THE TASK: Show all lines that include the string "كتاب"; copy each one.

## begin

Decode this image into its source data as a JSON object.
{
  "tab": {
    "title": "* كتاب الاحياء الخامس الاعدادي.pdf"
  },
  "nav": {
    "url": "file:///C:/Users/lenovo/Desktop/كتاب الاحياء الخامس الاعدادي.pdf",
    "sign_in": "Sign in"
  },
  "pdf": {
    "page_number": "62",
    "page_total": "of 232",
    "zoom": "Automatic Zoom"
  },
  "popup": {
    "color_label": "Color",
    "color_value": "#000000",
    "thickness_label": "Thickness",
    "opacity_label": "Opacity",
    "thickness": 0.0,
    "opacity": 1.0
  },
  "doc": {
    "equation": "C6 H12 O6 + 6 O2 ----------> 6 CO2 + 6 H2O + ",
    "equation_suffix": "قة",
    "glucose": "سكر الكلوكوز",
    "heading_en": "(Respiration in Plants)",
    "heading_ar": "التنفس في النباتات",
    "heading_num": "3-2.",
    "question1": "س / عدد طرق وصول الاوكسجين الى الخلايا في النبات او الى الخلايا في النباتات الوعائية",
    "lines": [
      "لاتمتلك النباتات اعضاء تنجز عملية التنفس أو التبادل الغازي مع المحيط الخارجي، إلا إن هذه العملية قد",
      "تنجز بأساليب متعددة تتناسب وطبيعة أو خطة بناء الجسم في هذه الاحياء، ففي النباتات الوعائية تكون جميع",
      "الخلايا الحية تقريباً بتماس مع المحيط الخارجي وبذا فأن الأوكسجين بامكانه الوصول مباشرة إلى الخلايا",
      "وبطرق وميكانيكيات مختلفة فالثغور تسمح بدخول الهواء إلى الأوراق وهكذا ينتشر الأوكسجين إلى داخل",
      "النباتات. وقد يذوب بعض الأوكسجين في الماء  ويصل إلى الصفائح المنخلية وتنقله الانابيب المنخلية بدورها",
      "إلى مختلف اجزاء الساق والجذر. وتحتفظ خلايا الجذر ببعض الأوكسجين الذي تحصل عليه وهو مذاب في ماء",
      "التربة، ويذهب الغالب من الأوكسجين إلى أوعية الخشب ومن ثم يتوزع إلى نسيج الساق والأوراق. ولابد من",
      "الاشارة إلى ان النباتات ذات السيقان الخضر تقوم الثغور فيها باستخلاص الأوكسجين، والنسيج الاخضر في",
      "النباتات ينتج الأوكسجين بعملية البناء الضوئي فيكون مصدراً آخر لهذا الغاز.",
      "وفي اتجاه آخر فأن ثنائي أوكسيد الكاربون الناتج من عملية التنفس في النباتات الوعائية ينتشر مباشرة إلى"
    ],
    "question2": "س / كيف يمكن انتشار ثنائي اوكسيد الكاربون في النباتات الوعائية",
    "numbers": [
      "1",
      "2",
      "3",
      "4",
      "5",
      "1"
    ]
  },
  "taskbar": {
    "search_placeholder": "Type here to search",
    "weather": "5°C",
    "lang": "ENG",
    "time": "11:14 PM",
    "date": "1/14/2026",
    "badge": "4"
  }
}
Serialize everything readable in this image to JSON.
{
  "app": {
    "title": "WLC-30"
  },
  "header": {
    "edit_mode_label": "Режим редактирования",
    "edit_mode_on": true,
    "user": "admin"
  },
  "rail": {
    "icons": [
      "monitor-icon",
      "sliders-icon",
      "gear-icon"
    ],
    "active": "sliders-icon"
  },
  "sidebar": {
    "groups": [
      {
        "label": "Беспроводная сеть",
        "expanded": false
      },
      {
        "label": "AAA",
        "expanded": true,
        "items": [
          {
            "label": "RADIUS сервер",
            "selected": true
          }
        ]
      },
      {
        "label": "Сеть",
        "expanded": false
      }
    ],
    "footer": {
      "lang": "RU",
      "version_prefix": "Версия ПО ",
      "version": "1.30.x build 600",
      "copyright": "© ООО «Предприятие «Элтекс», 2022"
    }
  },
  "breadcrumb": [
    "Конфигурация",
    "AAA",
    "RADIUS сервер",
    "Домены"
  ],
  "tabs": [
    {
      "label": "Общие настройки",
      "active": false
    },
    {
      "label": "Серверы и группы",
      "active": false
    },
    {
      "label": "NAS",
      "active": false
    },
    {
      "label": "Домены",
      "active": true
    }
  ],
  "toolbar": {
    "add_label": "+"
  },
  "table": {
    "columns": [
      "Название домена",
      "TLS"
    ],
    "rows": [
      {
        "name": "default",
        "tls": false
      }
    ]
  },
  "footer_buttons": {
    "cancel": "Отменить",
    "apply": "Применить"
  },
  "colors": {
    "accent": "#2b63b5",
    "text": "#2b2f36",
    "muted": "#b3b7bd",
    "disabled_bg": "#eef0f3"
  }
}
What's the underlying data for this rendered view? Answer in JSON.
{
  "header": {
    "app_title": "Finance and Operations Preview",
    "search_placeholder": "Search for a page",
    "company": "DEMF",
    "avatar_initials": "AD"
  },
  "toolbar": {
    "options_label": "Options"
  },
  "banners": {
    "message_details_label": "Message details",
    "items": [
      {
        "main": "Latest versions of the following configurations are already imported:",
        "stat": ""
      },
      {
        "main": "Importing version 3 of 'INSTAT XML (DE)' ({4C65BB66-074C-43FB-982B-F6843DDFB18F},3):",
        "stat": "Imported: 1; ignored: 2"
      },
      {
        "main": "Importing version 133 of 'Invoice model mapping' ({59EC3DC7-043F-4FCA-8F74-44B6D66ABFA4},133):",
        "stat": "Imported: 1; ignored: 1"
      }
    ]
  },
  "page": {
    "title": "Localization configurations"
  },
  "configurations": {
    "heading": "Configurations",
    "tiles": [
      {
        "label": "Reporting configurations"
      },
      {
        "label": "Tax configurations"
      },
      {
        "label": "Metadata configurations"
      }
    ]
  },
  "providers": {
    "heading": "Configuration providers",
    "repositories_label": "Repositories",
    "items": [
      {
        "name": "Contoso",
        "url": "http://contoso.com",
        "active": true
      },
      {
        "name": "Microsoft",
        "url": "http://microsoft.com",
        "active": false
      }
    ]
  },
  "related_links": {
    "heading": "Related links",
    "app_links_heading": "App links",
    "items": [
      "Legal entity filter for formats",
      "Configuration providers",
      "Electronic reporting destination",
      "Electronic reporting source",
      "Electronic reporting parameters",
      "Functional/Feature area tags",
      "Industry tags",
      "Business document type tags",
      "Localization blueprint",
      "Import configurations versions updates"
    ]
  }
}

## end

EXERCISE RESULT:
    "title": "* كتاب الاحياء الخامس الاعدادي.pdf"
    "url": "file:///C:/Users/lenovo/Desktop/كتاب الاحياء الخامس الاعدادي.pdf",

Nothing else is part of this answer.